Extrait du document:
+++++

Mais le fait que le cessionnaire étudie les conditions de cette relance et qu'en définitive le titre n'a pas reparu, n'implique nullement qu'au moment où il s'est porté acquéreur, moyennant un prix important de 189 824,21 euros, il avait déjà décidé d'investir cette somme afin de stériliser la marque.

Cette décision a pu tout aussi bien résulter de l'observation ultérieure du marché et de la place que le magazine "Mag2Lyon" s'y était faite et, faute d'élément contraire déterminant, y compris au regard du long conflit des parties, de leurs alliés ou des fortes oppositions de personnes qui sont décrites dans les conclusions, son caractère frauduleux n'est pas établi.

Et, en toute hypothèse, dans la mesure où les deux marques peuvent coexister sans risque de confusion, ce grief ne peut être accueilli, faute d'atteinte au droit d'exercer une activité concurrente.

- Quant au débat portant sur les modalités d'exploitation de la marque seconde, la société Coop Mag et M. Brunet Lecomte exposent qu'à la suite des actions contentieuses ayant conduit à la déconfiture de la société Lyon Mag', les anciens salariés de cette entreprise se sont regroupés en coopérative afin de créer un nouveau magazine et que M. Brunet Lecomte, qui a souhaité les accompagner dans ce projet, a procédé au dépôt de la marque "Lyon2Mag".

Ces anciens du journal Lyon Mag' ne se sont pas contentés de "créer un nouveau magazine".

Ils ont, en de multiples occasions, présenté "Mag2Lyon" comme l'héritier de "Lyon Mag'" :

- en bandeau, sur la couverture du numéro 1 de la revue (avril 2009) : "L'équipe de Lyon Mag' est de retour !",

- l'éditorial du numéro du mois de mai 2009 : ''tu avais tort de parier sur la mort de Lyon Mag', car Lyon Mag', ce n'est pas simplement un magazine, mais une idée forte, une juste cause",

- en page 12 du journal, à propos précisément du demandeur à la présente instance : "d'où sans doute sa trouille d'avoir à affronter à la loyale l'équipe de Lyon Mag' et son Mag2Lyon",

- en page 13 : "l'esprit Lyon Mag' n'est pas mort, (...), l'esprit Lyon Mag' est de retour avec ce nouveau "Mag2Lyon".

+++++

(Enregistrements de données)
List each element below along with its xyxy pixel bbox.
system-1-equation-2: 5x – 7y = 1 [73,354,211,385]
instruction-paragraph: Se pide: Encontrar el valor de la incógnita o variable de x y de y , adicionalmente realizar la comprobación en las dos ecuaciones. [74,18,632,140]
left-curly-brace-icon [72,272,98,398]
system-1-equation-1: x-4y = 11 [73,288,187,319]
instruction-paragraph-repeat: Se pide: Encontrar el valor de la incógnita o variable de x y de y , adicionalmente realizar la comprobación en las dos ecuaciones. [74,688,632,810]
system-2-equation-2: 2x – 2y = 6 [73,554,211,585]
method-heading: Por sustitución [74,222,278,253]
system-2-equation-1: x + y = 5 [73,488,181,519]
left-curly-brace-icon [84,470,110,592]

+++++

Consigne:
Énumérez, s'il vous plaît, les emplacements de la revue que l'extrait cite comme endroits où « Mag2Lyon » est présenté comme l'héritier de « Lyon Mag' ». Ces données n'ont aucun lien avec l'extrait.

Réponse complète:
- Le bandeau de la couverture du numéro 1 (avril 2009)
- L'éditorial du numéro de mai 2009
- La page 12 du journal
- La page 13